[PROBLEM TO SOLVE] Leave out the pictures and copy every record exactly.

[RECORDS PROVIDED]
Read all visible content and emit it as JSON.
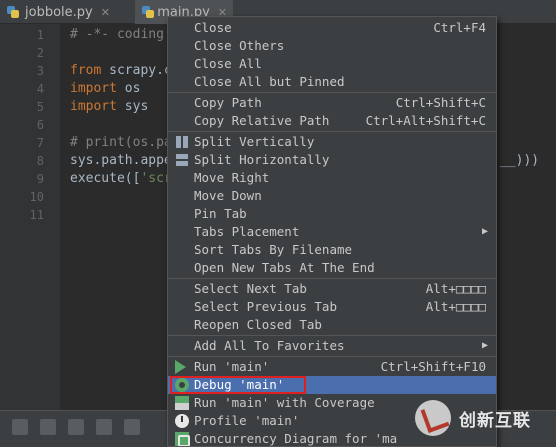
{
  "tabs": [
    {
      "label": "jobbole.py",
      "close": "✕"
    },
    {
      "label": "main.py",
      "close": "✕"
    }
  ],
  "gutter": [
    "1",
    "2",
    "3",
    "4",
    "5",
    "6",
    "7",
    "8",
    "9",
    "10",
    "11"
  ],
  "code": {
    "l1": "# -*- coding:",
    "l3_kw": "from",
    "l3_rest": " scrapy.c",
    "l4_kw": "import",
    "l4_rest": " os",
    "l5_kw": "import",
    "l5_rest": " sys",
    "l7": "# print(os.pa",
    "l8": "sys.path.appe",
    "l8_tail": "__)))",
    "l9_a": "execute([",
    "l9_b": "'scr"
  },
  "menu": {
    "close": "Close",
    "close_sc": "Ctrl+F4",
    "close_others": "Close Others",
    "close_all": "Close All",
    "close_all_but_pinned": "Close All but Pinned",
    "copy_path": "Copy Path",
    "copy_path_sc": "Ctrl+Shift+C",
    "copy_relative_path": "Copy Relative Path",
    "copy_relative_path_sc": "Ctrl+Alt+Shift+C",
    "split_vertically": "Split Vertically",
    "split_horizontally": "Split Horizontally",
    "move_right": "Move Right",
    "move_down": "Move Down",
    "pin_tab": "Pin Tab",
    "tabs_placement": "Tabs Placement",
    "sort_tabs": "Sort Tabs By Filename",
    "open_new_tabs_end": "Open New Tabs At The End",
    "select_next_tab": "Select Next Tab",
    "select_next_tab_sc": "Alt+□□□□",
    "select_previous_tab": "Select Previous Tab",
    "select_previous_tab_sc": "Alt+□□□□",
    "reopen_closed_tab": "Reopen Closed Tab",
    "add_all_favorites": "Add All To Favorites",
    "run_main": "Run 'main'",
    "run_main_sc": "Ctrl+Shift+F10",
    "debug_main": "Debug 'main'",
    "run_coverage": "Run 'main' with Coverage",
    "profile_main": "Profile 'main'",
    "concurrency": "Concurrency Diagram for  'ma"
  },
  "submenu_arrow": "▶",
  "watermark": {
    "text": "创新互联"
  },
  "colors": {
    "selected": "#4b6eaf",
    "highlight_box": "#e02020",
    "run_green": "#59a869"
  }
}
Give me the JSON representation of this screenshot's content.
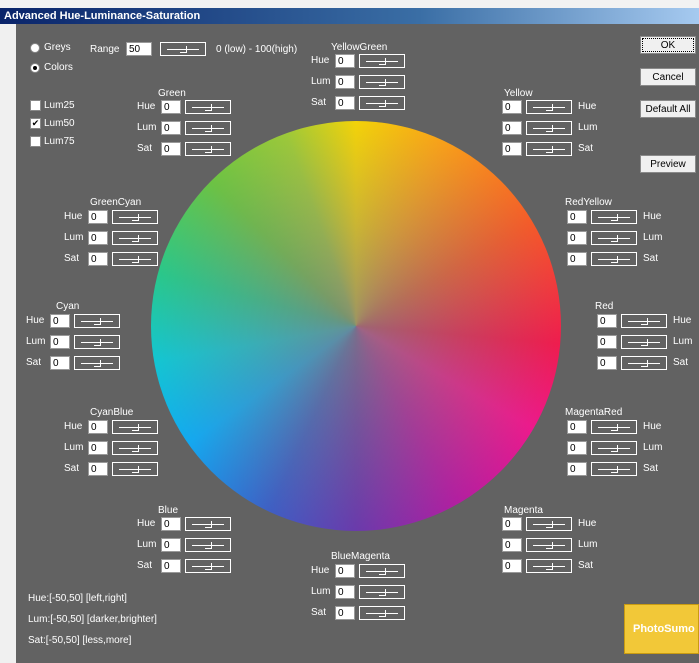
{
  "window": {
    "title": "Advanced Hue-Luminance-Saturation"
  },
  "mode": {
    "greys_label": "Greys",
    "colors_label": "Colors",
    "selected": "Colors"
  },
  "range": {
    "label": "Range",
    "value": "50",
    "hint": "0 (low) - 100(high)"
  },
  "lum_options": [
    {
      "label": "Lum25",
      "checked": false
    },
    {
      "label": "Lum50",
      "checked": true
    },
    {
      "label": "Lum75",
      "checked": false
    }
  ],
  "buttons": {
    "ok": "OK",
    "cancel": "Cancel",
    "default_all": "Default All",
    "preview": "Preview"
  },
  "field_labels": {
    "hue": "Hue",
    "lum": "Lum",
    "sat": "Sat"
  },
  "groups": {
    "yellowgreen": {
      "name": "YellowGreen",
      "hue": "0",
      "lum": "0",
      "sat": "0"
    },
    "green": {
      "name": "Green",
      "hue": "0",
      "lum": "0",
      "sat": "0"
    },
    "yellow": {
      "name": "Yellow",
      "hue": "0",
      "lum": "0",
      "sat": "0"
    },
    "greencyan": {
      "name": "GreenCyan",
      "hue": "0",
      "lum": "0",
      "sat": "0"
    },
    "redyellow": {
      "name": "RedYellow",
      "hue": "0",
      "lum": "0",
      "sat": "0"
    },
    "cyan": {
      "name": "Cyan",
      "hue": "0",
      "lum": "0",
      "sat": "0"
    },
    "red": {
      "name": "Red",
      "hue": "0",
      "lum": "0",
      "sat": "0"
    },
    "cyanblue": {
      "name": "CyanBlue",
      "hue": "0",
      "lum": "0",
      "sat": "0"
    },
    "magentared": {
      "name": "MagentaRed",
      "hue": "0",
      "lum": "0",
      "sat": "0"
    },
    "blue": {
      "name": "Blue",
      "hue": "0",
      "lum": "0",
      "sat": "0"
    },
    "magenta": {
      "name": "Magenta",
      "hue": "0",
      "lum": "0",
      "sat": "0"
    },
    "bluemagenta": {
      "name": "BlueMagenta",
      "hue": "0",
      "lum": "0",
      "sat": "0"
    }
  },
  "legend": {
    "hue": "Hue:[-50,50] [left,right]",
    "lum": "Lum:[-50,50] [darker,brighter]",
    "sat": "Sat:[-50,50] [less,more]"
  },
  "logo_text": "PhotoSumo"
}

[ANSWER IN FULL]
Read all visible content and emit it as JSON.
{
  "tabs": [
    {
      "label": "jobbole.py",
      "close": "✕"
    },
    {
      "label": "main.py",
      "close": "✕"
    }
  ],
  "gutter": [
    "1",
    "2",
    "3",
    "4",
    "5",
    "6",
    "7",
    "8",
    "9",
    "10",
    "11"
  ],
  "code": {
    "l1": "# -*- coding:",
    "l3_kw": "from",
    "l3_rest": " scrapy.c",
    "l4_kw": "import",
    "l4_rest": " os",
    "l5_kw": "import",
    "l5_rest": " sys",
    "l7": "# print(os.pa",
    "l8": "sys.path.appe",
    "l8_tail": "__)))",
    "l9_a": "execute([",
    "l9_b": "'scr"
  },
  "menu": {
    "close": "Close",
    "close_sc": "Ctrl+F4",
    "close_others": "Close Others",
    "close_all": "Close All",
    "close_all_but_pinned": "Close All but Pinned",
    "copy_path": "Copy Path",
    "copy_path_sc": "Ctrl+Shift+C",
    "copy_relative_path": "Copy Relative Path",
    "copy_relative_path_sc": "Ctrl+Alt+Shift+C",
    "split_vertically": "Split Vertically",
    "split_horizontally": "Split Horizontally",
    "move_right": "Move Right",
    "move_down": "Move Down",
    "pin_tab": "Pin Tab",
    "tabs_placement": "Tabs Placement",
    "sort_tabs": "Sort Tabs By Filename",
    "open_new_tabs_end": "Open New Tabs At The End",
    "select_next_tab": "Select Next Tab",
    "select_next_tab_sc": "Alt+□□□□",
    "select_previous_tab": "Select Previous Tab",
    "select_previous_tab_sc": "Alt+□□□□",
    "reopen_closed_tab": "Reopen Closed Tab",
    "add_all_favorites": "Add All To Favorites",
    "run_main": "Run 'main'",
    "run_main_sc": "Ctrl+Shift+F10",
    "debug_main": "Debug 'main'",
    "run_coverage": "Run 'main' with Coverage",
    "profile_main": "Profile 'main'",
    "concurrency": "Concurrency Diagram for  'ma"
  },
  "submenu_arrow": "▶",
  "watermark": {
    "text": "创新互联"
  },
  "colors": {
    "selected": "#4b6eaf",
    "highlight_box": "#e02020",
    "run_green": "#59a869"
  }
}
Give me the JSON representation of this screenshot's content.
{
  "window": {
    "title": "Advanced Hue-Luminance-Saturation"
  },
  "mode": {
    "greys_label": "Greys",
    "colors_label": "Colors",
    "selected": "Colors"
  },
  "range": {
    "label": "Range",
    "value": "50",
    "hint": "0 (low) - 100(high)"
  },
  "lum_options": [
    {
      "label": "Lum25",
      "checked": false
    },
    {
      "label": "Lum50",
      "checked": true
    },
    {
      "label": "Lum75",
      "checked": false
    }
  ],
  "buttons": {
    "ok": "OK",
    "cancel": "Cancel",
    "default_all": "Default All",
    "preview": "Preview"
  },
  "field_labels": {
    "hue": "Hue",
    "lum": "Lum",
    "sat": "Sat"
  },
  "groups": {
    "yellowgreen": {
      "name": "YellowGreen",
      "hue": "0",
      "lum": "0",
      "sat": "0"
    },
    "green": {
      "name": "Green",
      "hue": "0",
      "lum": "0",
      "sat": "0"
    },
    "yellow": {
      "name": "Yellow",
      "hue": "0",
      "lum": "0",
      "sat": "0"
    },
    "greencyan": {
      "name": "GreenCyan",
      "hue": "0",
      "lum": "0",
      "sat": "0"
    },
    "redyellow": {
      "name": "RedYellow",
      "hue": "0",
      "lum": "0",
      "sat": "0"
    },
    "cyan": {
      "name": "Cyan",
      "hue": "0",
      "lum": "0",
      "sat": "0"
    },
    "red": {
      "name": "Red",
      "hue": "0",
      "lum": "0",
      "sat": "0"
    },
    "cyanblue": {
      "name": "CyanBlue",
      "hue": "0",
      "lum": "0",
      "sat": "0"
    },
    "magentared": {
      "name": "MagentaRed",
      "hue": "0",
      "lum": "0",
      "sat": "0"
    },
    "blue": {
      "name": "Blue",
      "hue": "0",
      "lum": "0",
      "sat": "0"
    },
    "magenta": {
      "name": "Magenta",
      "hue": "0",
      "lum": "0",
      "sat": "0"
    },
    "bluemagenta": {
      "name": "BlueMagenta",
      "hue": "0",
      "lum": "0",
      "sat": "0"
    }
  },
  "legend": {
    "hue": "Hue:[-50,50] [left,right]",
    "lum": "Lum:[-50,50] [darker,brighter]",
    "sat": "Sat:[-50,50] [less,more]"
  },
  "logo_text": "PhotoSumo"
}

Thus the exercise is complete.